▶
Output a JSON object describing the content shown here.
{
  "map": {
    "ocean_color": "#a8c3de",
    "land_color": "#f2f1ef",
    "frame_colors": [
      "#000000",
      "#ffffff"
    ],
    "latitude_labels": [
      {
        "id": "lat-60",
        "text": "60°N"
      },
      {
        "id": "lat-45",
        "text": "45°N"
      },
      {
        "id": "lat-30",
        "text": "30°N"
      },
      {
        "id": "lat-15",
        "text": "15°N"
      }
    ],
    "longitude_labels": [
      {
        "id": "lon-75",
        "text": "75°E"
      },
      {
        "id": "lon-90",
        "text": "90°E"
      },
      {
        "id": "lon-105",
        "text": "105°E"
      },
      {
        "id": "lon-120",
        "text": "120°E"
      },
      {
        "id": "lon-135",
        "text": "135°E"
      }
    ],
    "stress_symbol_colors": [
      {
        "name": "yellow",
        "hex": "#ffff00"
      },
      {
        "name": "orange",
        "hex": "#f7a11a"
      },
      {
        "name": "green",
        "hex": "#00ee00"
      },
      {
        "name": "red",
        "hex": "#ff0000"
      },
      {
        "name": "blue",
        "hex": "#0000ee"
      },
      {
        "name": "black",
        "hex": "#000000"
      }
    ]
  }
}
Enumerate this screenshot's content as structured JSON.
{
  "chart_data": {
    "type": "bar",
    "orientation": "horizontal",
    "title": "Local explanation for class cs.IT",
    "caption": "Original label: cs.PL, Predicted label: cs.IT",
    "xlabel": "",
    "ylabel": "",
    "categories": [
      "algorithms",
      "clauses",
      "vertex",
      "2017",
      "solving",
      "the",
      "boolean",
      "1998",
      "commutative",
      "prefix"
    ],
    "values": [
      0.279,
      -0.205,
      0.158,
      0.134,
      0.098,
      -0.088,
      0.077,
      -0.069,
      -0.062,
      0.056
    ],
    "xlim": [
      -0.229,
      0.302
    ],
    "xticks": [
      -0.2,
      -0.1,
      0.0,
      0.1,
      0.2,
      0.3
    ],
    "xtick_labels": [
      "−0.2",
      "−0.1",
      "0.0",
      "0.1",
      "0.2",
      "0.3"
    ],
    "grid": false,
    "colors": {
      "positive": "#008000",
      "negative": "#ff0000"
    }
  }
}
◀
**AIM OF THE TASK**
Give all of the entries again, word for word.

**SOLUTION FOR THIS PROBLEM**
Output a JSON object describing the content shown here.
{
  "map": {
    "ocean_color": "#a8c3de",
    "land_color": "#f2f1ef",
    "frame_colors": [
      "#000000",
      "#ffffff"
    ],
    "latitude_labels": [
      {
        "id": "lat-60",
        "text": "60°N"
      },
      {
        "id": "lat-45",
        "text": "45°N"
      },
      {
        "id": "lat-30",
        "text": "30°N"
      },
      {
        "id": "lat-15",
        "text": "15°N"
      }
    ],
    "longitude_labels": [
      {
        "id": "lon-75",
        "text": "75°E"
      },
      {
        "id": "lon-90",
        "text": "90°E"
      },
      {
        "id": "lon-105",
        "text": "105°E"
      },
      {
        "id": "lon-120",
        "text": "120°E"
      },
      {
        "id": "lon-135",
        "text": "135°E"
      }
    ],
    "stress_symbol_colors": [
      {
        "name": "yellow",
        "hex": "#ffff00"
      },
      {
        "name": "orange",
        "hex": "#f7a11a"
      },
      {
        "name": "green",
        "hex": "#00ee00"
      },
      {
        "name": "red",
        "hex": "#ff0000"
      },
      {
        "name": "blue",
        "hex": "#0000ee"
      },
      {
        "name": "black",
        "hex": "#000000"
      }
    ]
  }
}
Enumerate this screenshot's content as structured JSON.
{
  "chart_data": {
    "type": "bar",
    "orientation": "horizontal",
    "title": "Local explanation for class cs.IT",
    "caption": "Original label: cs.PL, Predicted label: cs.IT",
    "xlabel": "",
    "ylabel": "",
    "categories": [
      "algorithms",
      "clauses",
      "vertex",
      "2017",
      "solving",
      "the",
      "boolean",
      "1998",
      "commutative",
      "prefix"
    ],
    "values": [
      0.279,
      -0.205,
      0.158,
      0.134,
      0.098,
      -0.088,
      0.077,
      -0.069,
      -0.062,
      0.056
    ],
    "xlim": [
      -0.229,
      0.302
    ],
    "xticks": [
      -0.2,
      -0.1,
      0.0,
      0.1,
      0.2,
      0.3
    ],
    "xtick_labels": [
      "−0.2",
      "−0.1",
      "0.0",
      "0.1",
      "0.2",
      "0.3"
    ],
    "grid": false,
    "colors": {
      "positive": "#008000",
      "negative": "#ff0000"
    }
  }
}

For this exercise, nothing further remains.